--- BEGIN ---
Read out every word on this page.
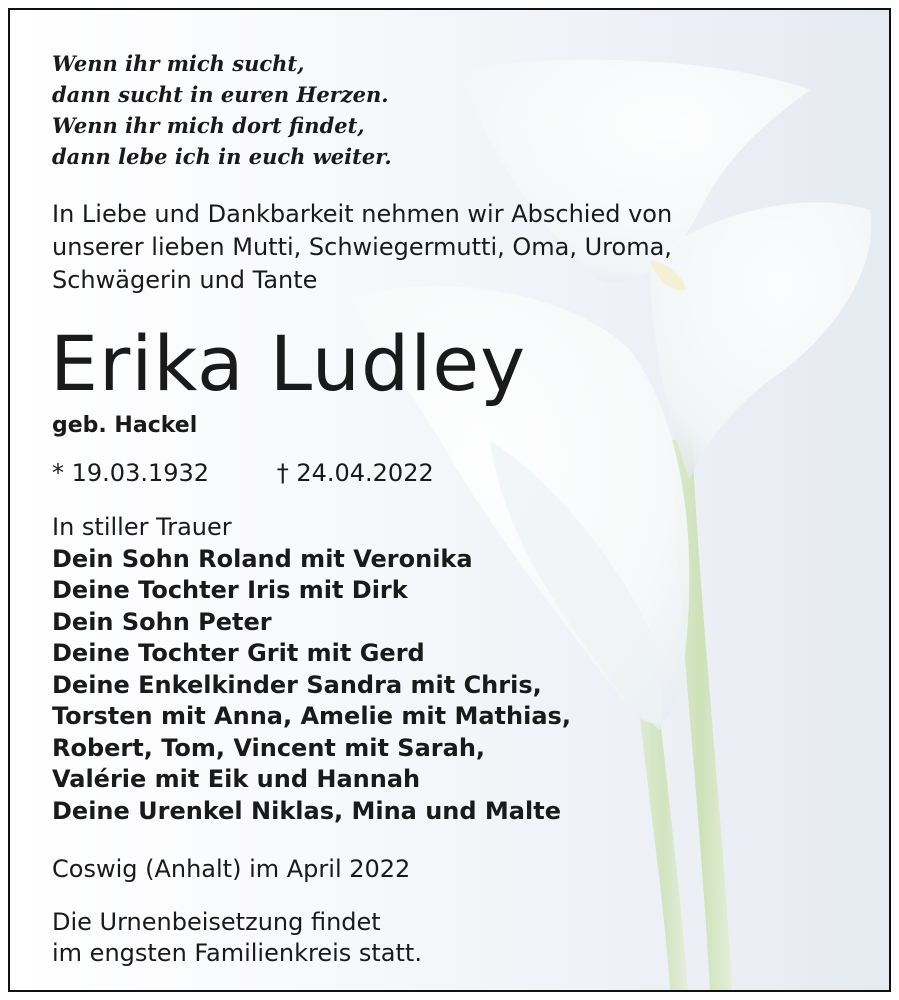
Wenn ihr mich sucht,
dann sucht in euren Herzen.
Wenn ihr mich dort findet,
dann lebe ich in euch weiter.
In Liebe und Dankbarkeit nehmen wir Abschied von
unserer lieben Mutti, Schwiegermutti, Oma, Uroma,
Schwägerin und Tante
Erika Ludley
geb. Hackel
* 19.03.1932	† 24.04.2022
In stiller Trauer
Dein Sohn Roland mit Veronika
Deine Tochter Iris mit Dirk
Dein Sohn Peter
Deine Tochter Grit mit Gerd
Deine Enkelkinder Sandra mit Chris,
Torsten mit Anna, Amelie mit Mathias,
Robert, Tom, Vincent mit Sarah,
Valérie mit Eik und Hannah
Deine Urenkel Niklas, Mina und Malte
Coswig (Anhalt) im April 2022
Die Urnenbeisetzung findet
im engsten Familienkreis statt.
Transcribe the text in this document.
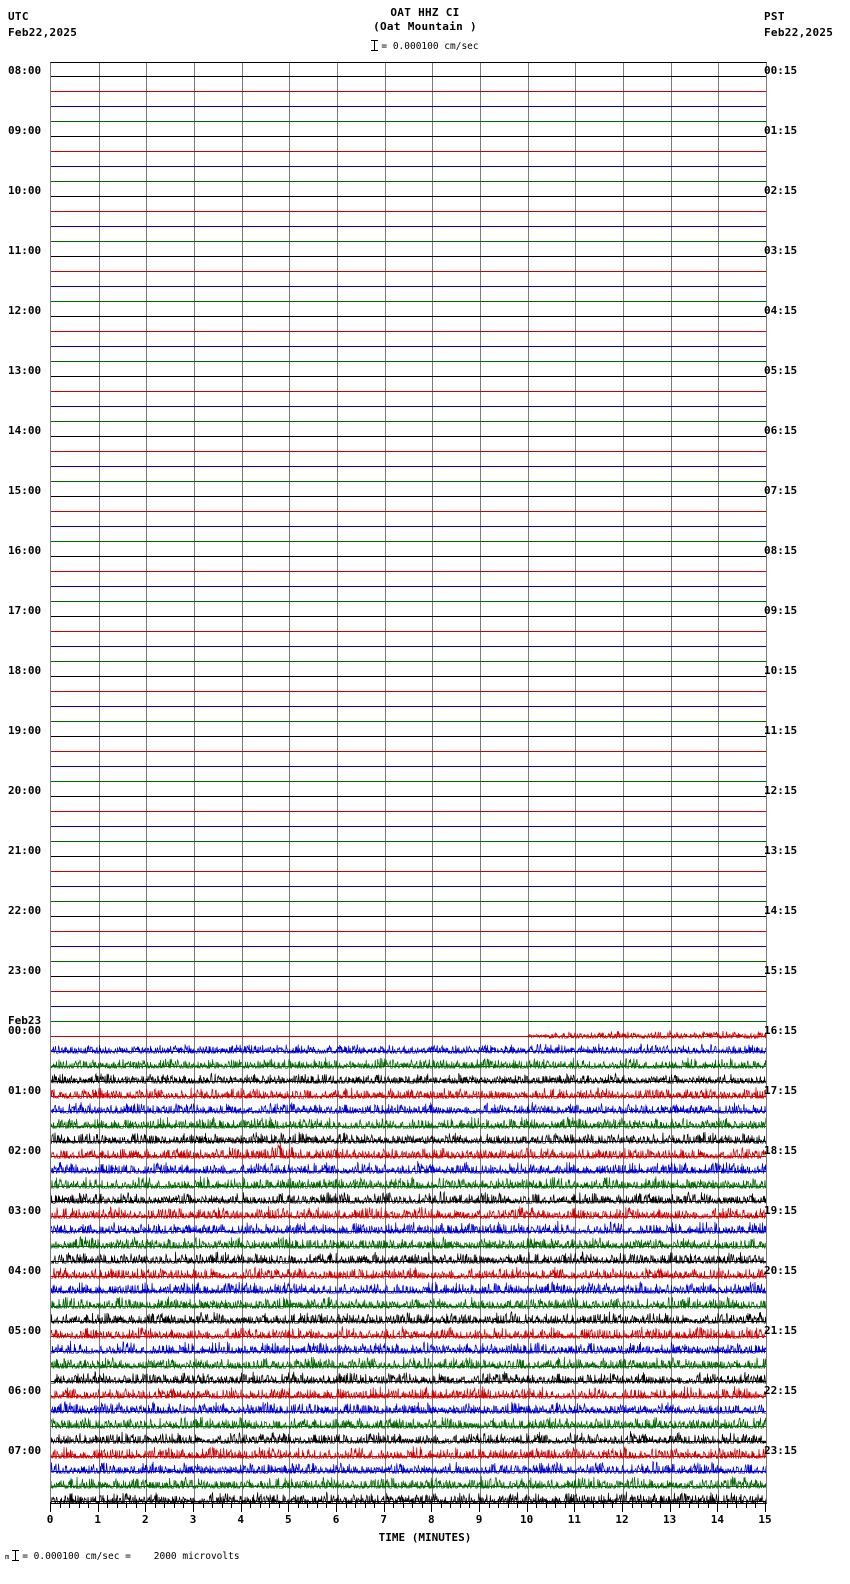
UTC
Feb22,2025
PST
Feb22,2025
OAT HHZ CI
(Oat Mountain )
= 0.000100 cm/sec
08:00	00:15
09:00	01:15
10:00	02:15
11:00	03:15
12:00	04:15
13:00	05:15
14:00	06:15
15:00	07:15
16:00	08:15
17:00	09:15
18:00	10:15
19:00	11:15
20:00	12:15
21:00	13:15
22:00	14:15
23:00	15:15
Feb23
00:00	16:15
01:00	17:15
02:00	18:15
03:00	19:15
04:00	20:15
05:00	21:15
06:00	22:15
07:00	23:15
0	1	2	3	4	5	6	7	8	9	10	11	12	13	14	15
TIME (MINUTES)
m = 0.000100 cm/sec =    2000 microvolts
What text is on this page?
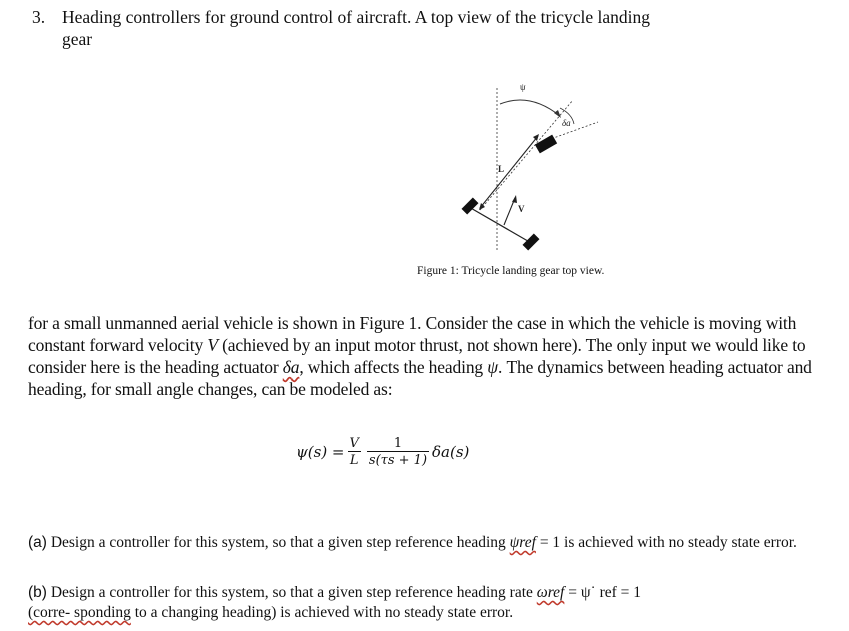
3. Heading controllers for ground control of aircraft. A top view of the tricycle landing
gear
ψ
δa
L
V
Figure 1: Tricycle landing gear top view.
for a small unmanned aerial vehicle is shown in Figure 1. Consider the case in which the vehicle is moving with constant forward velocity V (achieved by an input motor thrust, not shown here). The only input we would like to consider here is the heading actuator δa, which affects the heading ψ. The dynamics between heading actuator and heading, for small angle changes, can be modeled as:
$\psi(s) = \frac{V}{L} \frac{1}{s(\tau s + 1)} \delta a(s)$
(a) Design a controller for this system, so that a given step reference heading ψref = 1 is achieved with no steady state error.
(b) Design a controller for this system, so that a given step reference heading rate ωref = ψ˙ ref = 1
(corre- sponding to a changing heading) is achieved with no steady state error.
--- END ---
## INSTRUCTIONS FOR THE TASK
Quote every line word for word and keep the images out of the copy.

## CORRECT OUTPUT
Read out every word on this page.
Wenn ihr mich sucht,
dann sucht in euren Herzen.
Wenn ihr mich dort findet,
dann lebe ich in euch weiter.
In Liebe und Dankbarkeit nehmen wir Abschied von
unserer lieben Mutti, Schwiegermutti, Oma, Uroma,
Schwägerin und Tante
Erika Ludley
geb. Hackel
* 19.03.1932	† 24.04.2022
In stiller Trauer
Dein Sohn Roland mit Veronika
Deine Tochter Iris mit Dirk
Dein Sohn Peter
Deine Tochter Grit mit Gerd
Deine Enkelkinder Sandra mit Chris,
Torsten mit Anna, Amelie mit Mathias,
Robert, Tom, Vincent mit Sarah,
Valérie mit Eik und Hannah
Deine Urenkel Niklas, Mina und Malte
Coswig (Anhalt) im April 2022
Die Urnenbeisetzung findet
im engsten Familienkreis statt.
Transcribe the text in this document.
UTC
Feb22,2025
PST
Feb22,2025
OAT HHZ CI
(Oat Mountain )
= 0.000100 cm/sec
08:00	00:15
09:00	01:15
10:00	02:15
11:00	03:15
12:00	04:15
13:00	05:15
14:00	06:15
15:00	07:15
16:00	08:15
17:00	09:15
18:00	10:15
19:00	11:15
20:00	12:15
21:00	13:15
22:00	14:15
23:00	15:15
Feb23
00:00	16:15
01:00	17:15
02:00	18:15
03:00	19:15
04:00	20:15
05:00	21:15
06:00	22:15
07:00	23:15
0	1	2	3	4	5	6	7	8	9	10	11	12	13	14	15
TIME (MINUTES)
m = 0.000100 cm/sec =    2000 microvolts
What text is on this page?
3. Heading controllers for ground control of aircraft. A top view of the tricycle landing
gear
ψ
δa
L
V
Figure 1: Tricycle landing gear top view.
for a small unmanned aerial vehicle is shown in Figure 1. Consider the case in which the vehicle is moving with constant forward velocity V (achieved by an input motor thrust, not shown here). The only input we would like to consider here is the heading actuator δa, which affects the heading ψ. The dynamics between heading actuator and heading, for small angle changes, can be modeled as:
$\psi(s) = \frac{V}{L} \frac{1}{s(\tau s + 1)} \delta a(s)$
(a) Design a controller for this system, so that a given step reference heading ψref = 1 is achieved with no steady state error.
(b) Design a controller for this system, so that a given step reference heading rate ωref = ψ˙ ref = 1
(corre- sponding to a changing heading) is achieved with no steady state error.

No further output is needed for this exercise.